[Exercise prompt]:
Pull out every line from the listing that has the word "объеме".

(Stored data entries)
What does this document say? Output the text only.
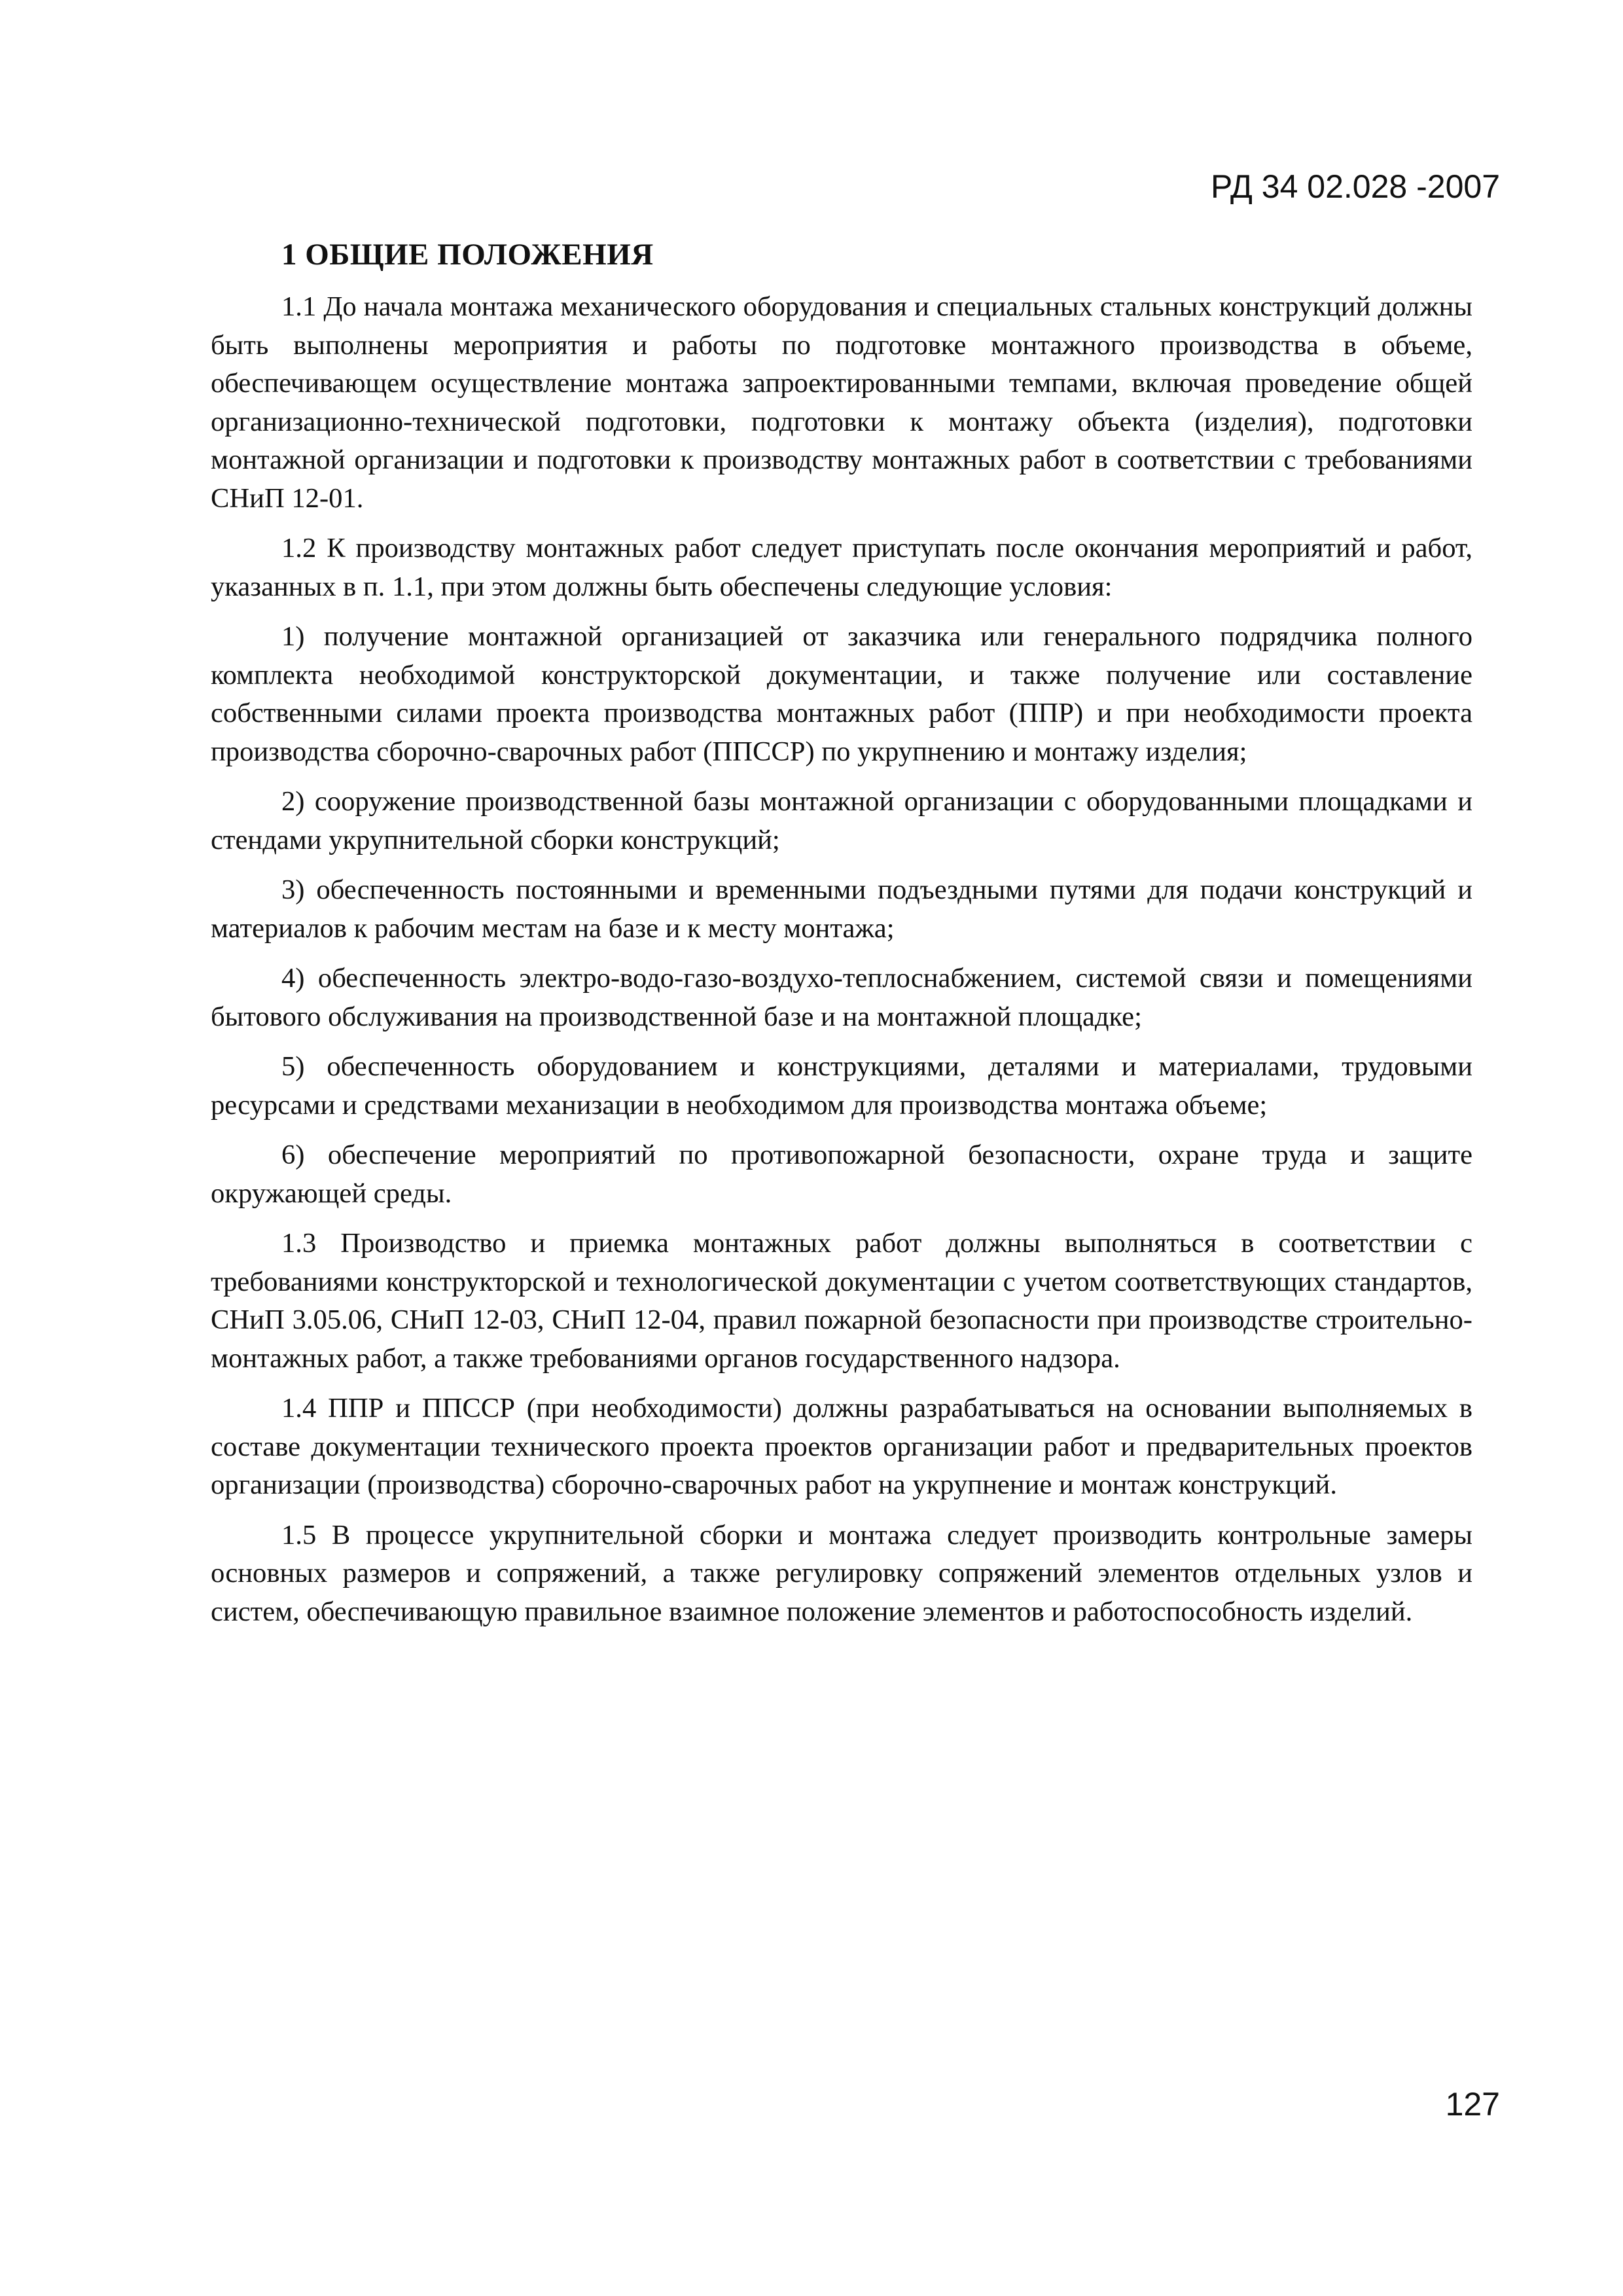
РД 34 02.028 -2007
1 ОБЩИЕ ПОЛОЖЕНИЯ

1.1 До начала монтажа механического оборудования и специальных стальных конструкций должны быть выполнены мероприятия и работы по подготовке монтажного производства в объеме, обеспечивающем осуществление монтажа запроектированными темпами, включая проведение общей организационно-технической подготовки, подготовки к монтажу объекта (изделия), подготовки монтажной организации и подготовки к производству монтажных работ в соответствии с требованиями СНиП 12-01.

1.2 К производству монтажных работ следует приступать после окончания мероприятий и работ, указанных в п. 1.1, при этом должны быть обеспечены следующие условия:

1) получение монтажной организацией от заказчика или генерального подрядчика полного комплекта необходимой конструкторской документации, и также получение или составление собственными силами проекта производства монтажных работ (ППР) и при необходимости проекта производства сборочно-сварочных работ (ППССР) по укрупнению и монтажу изделия;

2) сооружение производственной базы монтажной организации с оборудованными площадками и стендами укрупнительной сборки конструкций;

3) обеспеченность постоянными и временными подъездными путями для подачи конструкций и материалов к рабочим местам на базе и к месту монтажа;

4) обеспеченность электро-водо-газо-воздухо-теплоснабжением, системой связи и помещениями бытового обслуживания на производственной базе и на монтажной площадке;

5) обеспеченность оборудованием и конструкциями, деталями и материалами, трудовыми ресурсами и средствами механизации в необходимом для производства монтажа объеме;

6) обеспечение мероприятий по противопожарной безопасности, охране труда и защите окружающей среды.

1.3 Производство и приемка монтажных работ должны выполняться в соответствии с требованиями конструкторской и технологической документации с учетом соответствующих стандартов, СНиП 3.05.06, СНиП 12-03, СНиП 12-04, правил пожарной безопасности при производстве строительно-монтажных работ, а также требованиями органов государственного надзора.

1.4 ППР и ППССР (при необходимости) должны разрабатываться на основании выполняемых в составе документации технического проекта проектов организации работ и предварительных проектов организации (производства) сборочно-сварочных работ на укрупнение и монтаж конструкций.

1.5 В процессе укрупнительной сборки и монтажа следует производить контрольные замеры основных размеров и сопряжений, а также регулировку сопряжений элементов отдельных узлов и систем, обеспечивающую правильное взаимное положение элементов и работоспособность изделий.

127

[Output below]:
1.1 До начала монтажа механического оборудования и специальных стальных конструкций должны быть выполнены мероприятия и работы по подготовке монтажного производства в объеме, обеспечивающем осуществление монтажа запроектированными темпами, включая проведение общей организационно-технической подготовки, подготовки к монтажу объекта (изделия), подготовки монтажной организации и подготовки к производству монтажных работ в соответствии с требованиями СНиП 12-01.
5) обеспеченность оборудованием и конструкциями, деталями и материалами, трудовыми ресурсами и средствами механизации в необходимом для производства монтажа объеме;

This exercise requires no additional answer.